» Exercise instructions: Show all lines from the data that include the word "JSON".

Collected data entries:
========================================

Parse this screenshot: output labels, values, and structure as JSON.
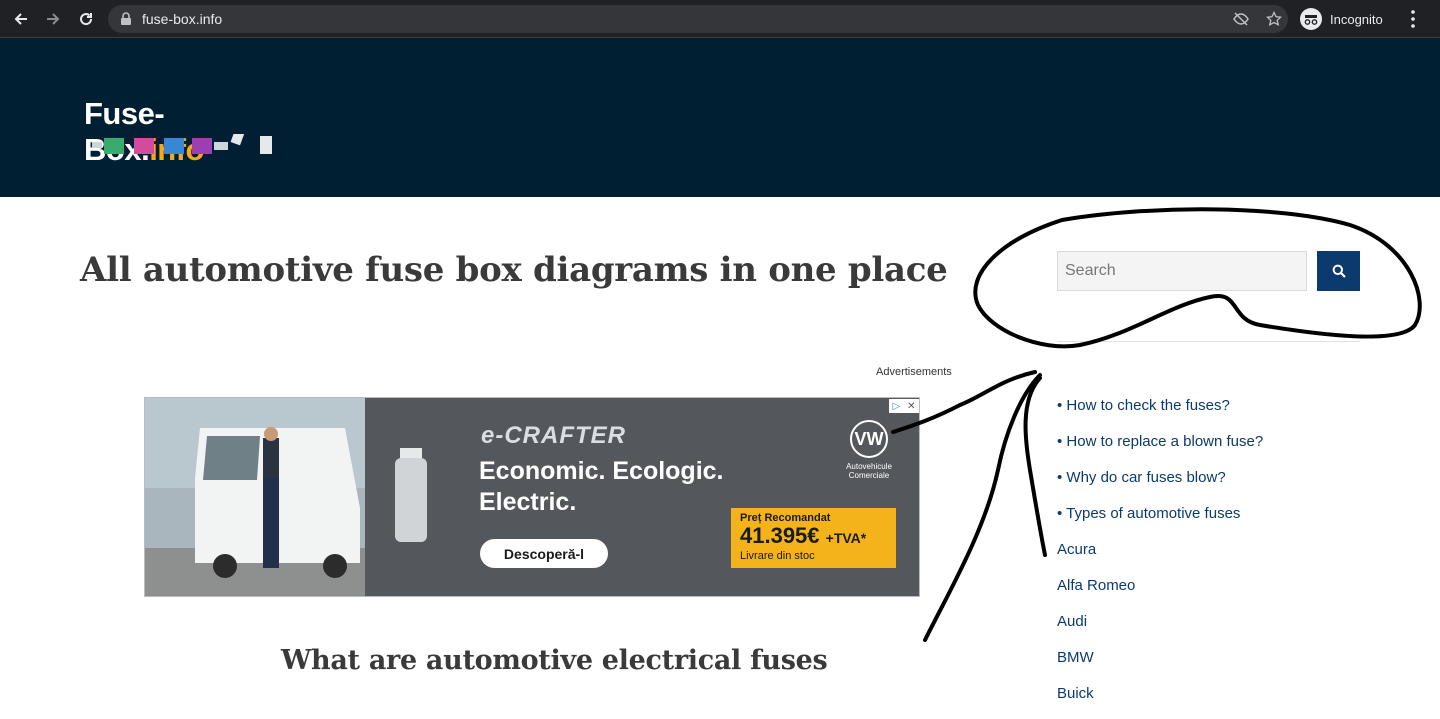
{
  "browser": {
    "url": "fuse-box.info",
    "profile_label": "Incognito"
  },
  "site": {
    "logo_main": "Fuse-Box.",
    "logo_suffix": "info"
  },
  "main": {
    "title": "All automotive fuse box diagrams in one place",
    "section_title": "What are automotive electrical fuses"
  },
  "search": {
    "placeholder": "Search"
  },
  "ad": {
    "label": "Advertisements",
    "brand": "e-CRAFTER",
    "headline": "Economic. Ecologic. Electric.",
    "cta": "Descoperă-l",
    "price_label": "Preț Recomandat",
    "price_value": "41.395€",
    "price_suffix": "+TVA*",
    "price_note": "Livrare din stoc",
    "vw_mark": "VW",
    "vw_caption": "Autovehicule Comerciale"
  },
  "sidebar": {
    "items": [
      {
        "label": "• How to check the fuses?"
      },
      {
        "label": "• How to replace a blown fuse?"
      },
      {
        "label": "• Why do car fuses blow?"
      },
      {
        "label": "• Types of automotive fuses"
      },
      {
        "label": "Acura"
      },
      {
        "label": "Alfa Romeo"
      },
      {
        "label": "Audi"
      },
      {
        "label": "BMW"
      },
      {
        "label": "Buick"
      }
    ]
  },
  "colors": {
    "header_bg": "#011f33",
    "accent": "#0b3a6e",
    "logo_accent": "#f5a623",
    "ad_price_bg": "#f5b31b"
  }
}
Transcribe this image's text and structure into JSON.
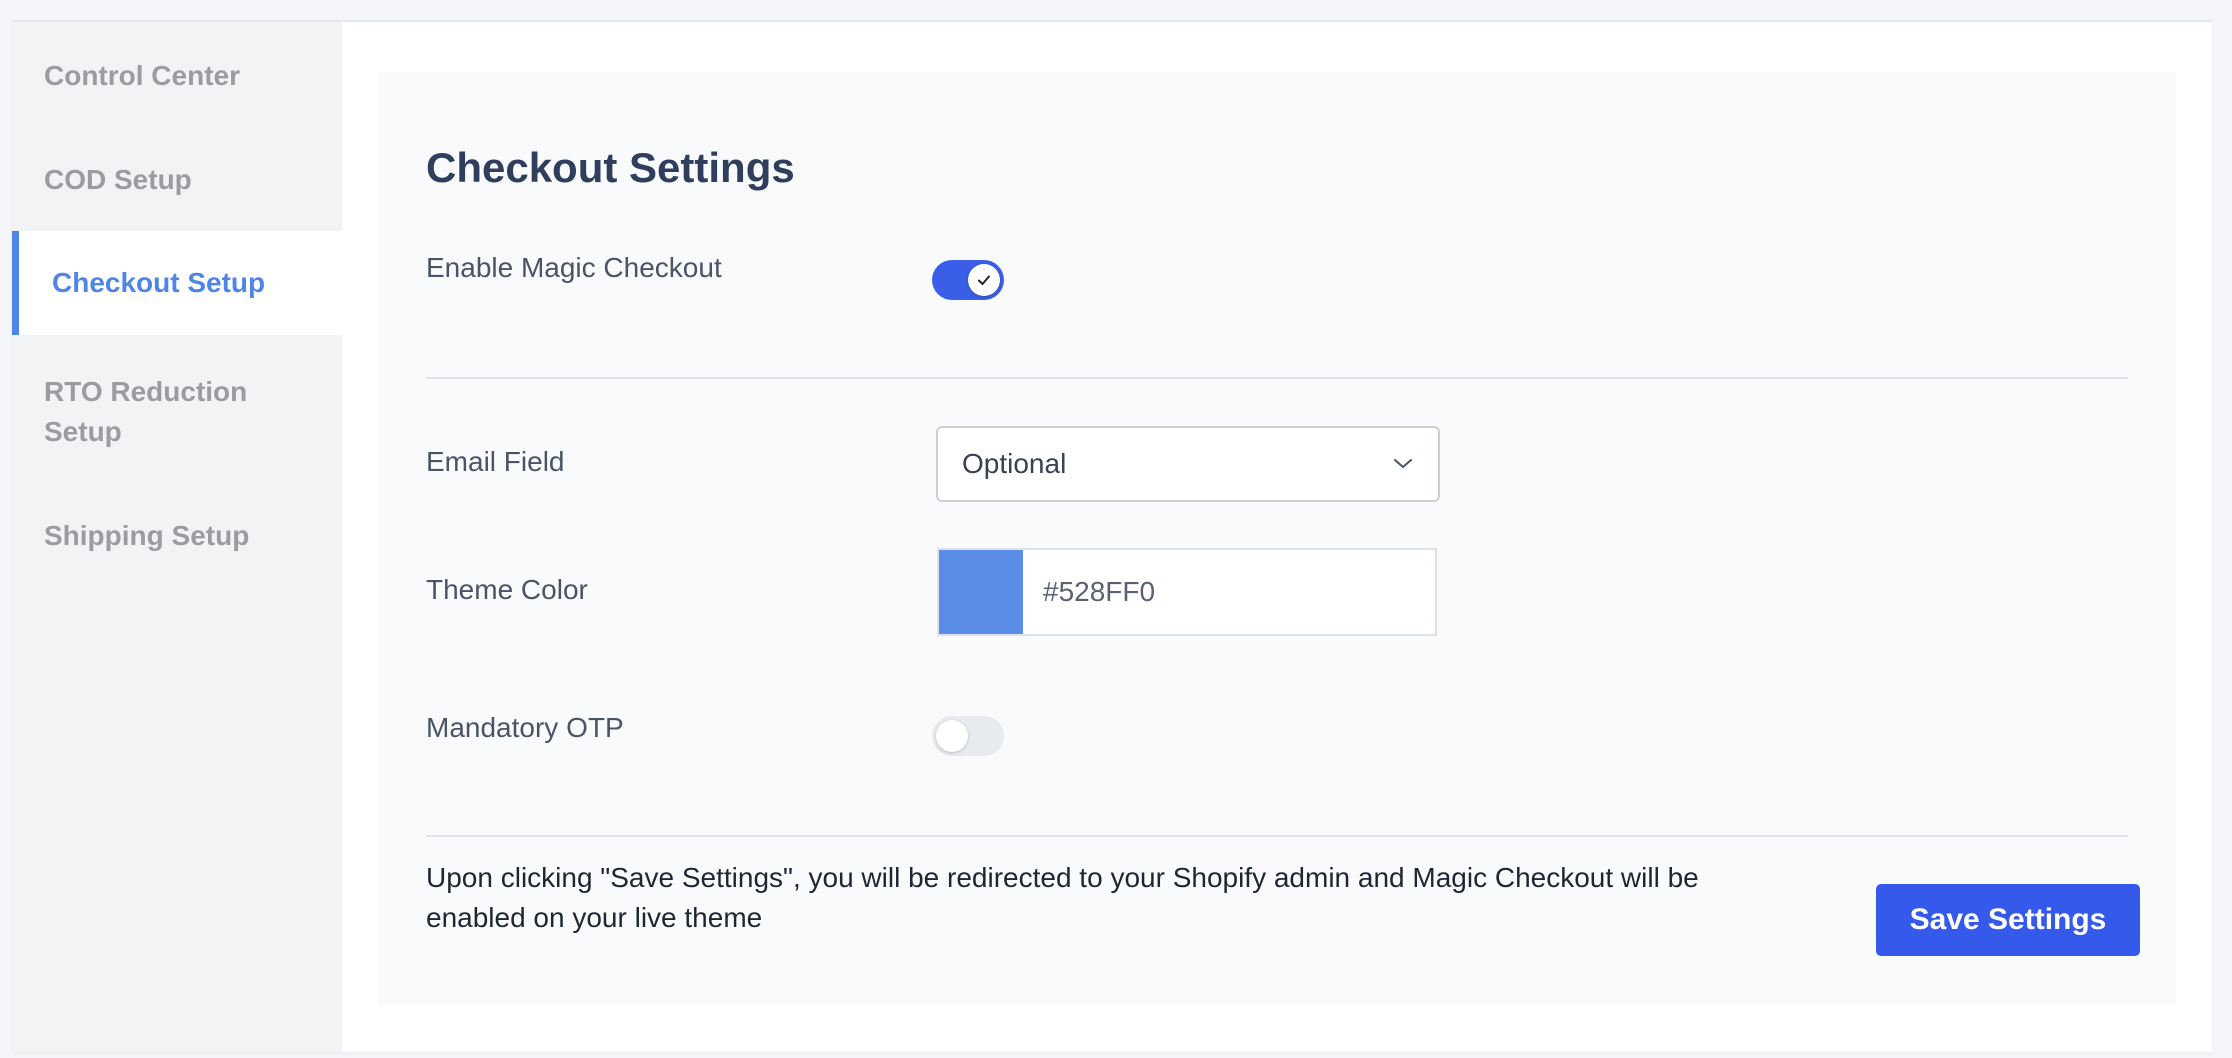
{
  "sidebar": {
    "items": [
      {
        "label": "Control Center"
      },
      {
        "label": "COD Setup"
      },
      {
        "label": "Checkout Setup"
      },
      {
        "label": "RTO Reduction Setup"
      },
      {
        "label": "Shipping Setup"
      }
    ],
    "active_index": 2
  },
  "main": {
    "title": "Checkout Settings",
    "magic_checkout": {
      "label": "Enable Magic Checkout",
      "enabled": true
    },
    "email_field": {
      "label": "Email Field",
      "value": "Optional"
    },
    "theme_color": {
      "label": "Theme Color",
      "value": "#528FF0",
      "swatch": "#5b8de8"
    },
    "mandatory_otp": {
      "label": "Mandatory OTP",
      "enabled": false
    },
    "note": "Upon clicking \"Save Settings\", you will be redirected to your Shopify admin and Magic Checkout will be enabled on your live theme",
    "save_label": "Save Settings"
  },
  "icons": {
    "toggle_check": "check-icon",
    "select_arrow": "chevron-down-icon"
  },
  "colors": {
    "accent": "#3559eb",
    "active_nav": "#4f86e6"
  }
}
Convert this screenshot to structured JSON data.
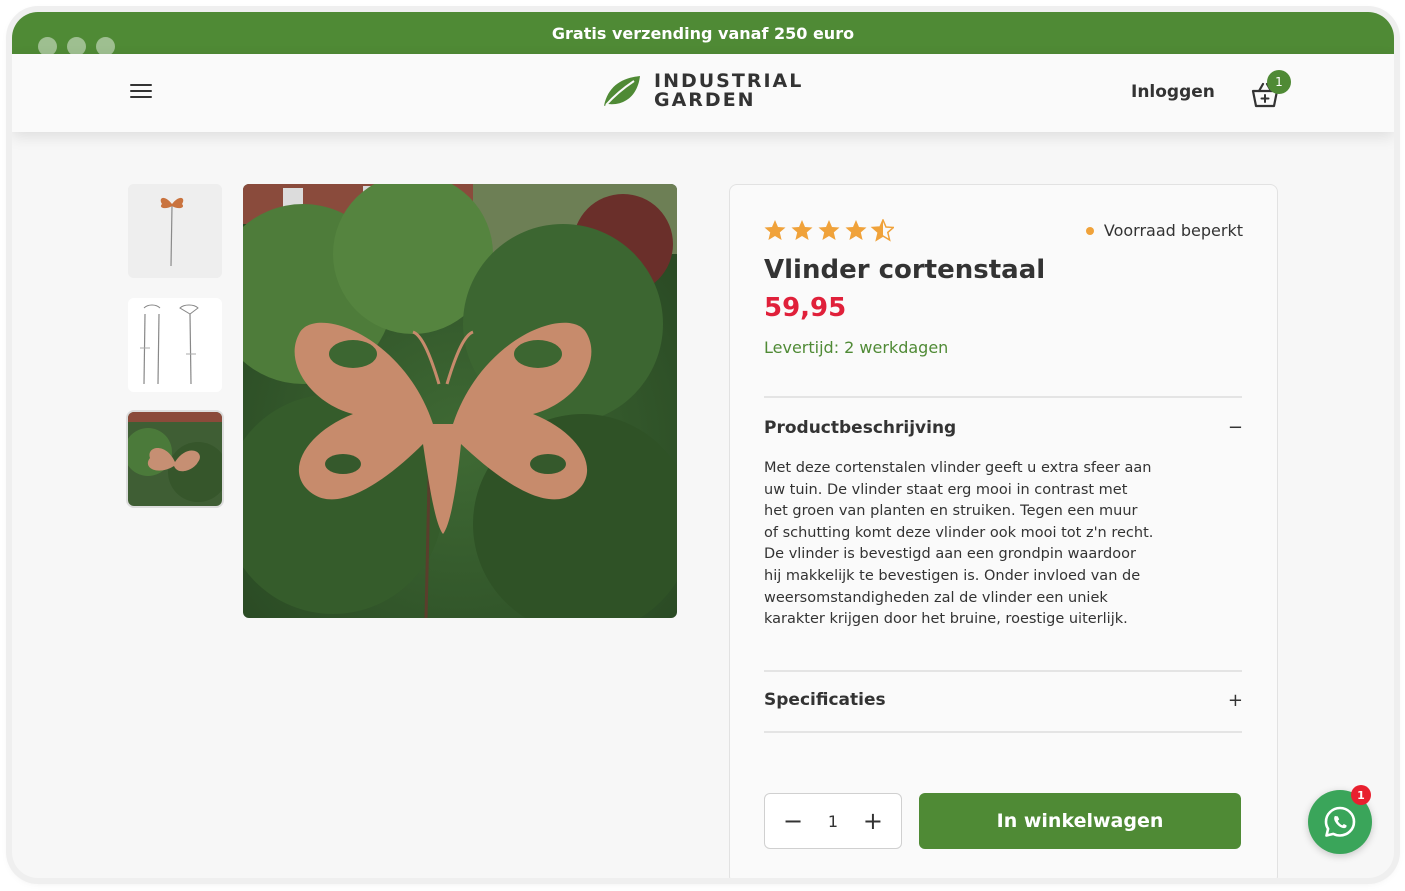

========================================

» Output below:
Parse this screenshot: output labels, values, and structure as JSON.
Transcribe this image's text and structure into JSON.
Convert this screenshot to structured JSON data.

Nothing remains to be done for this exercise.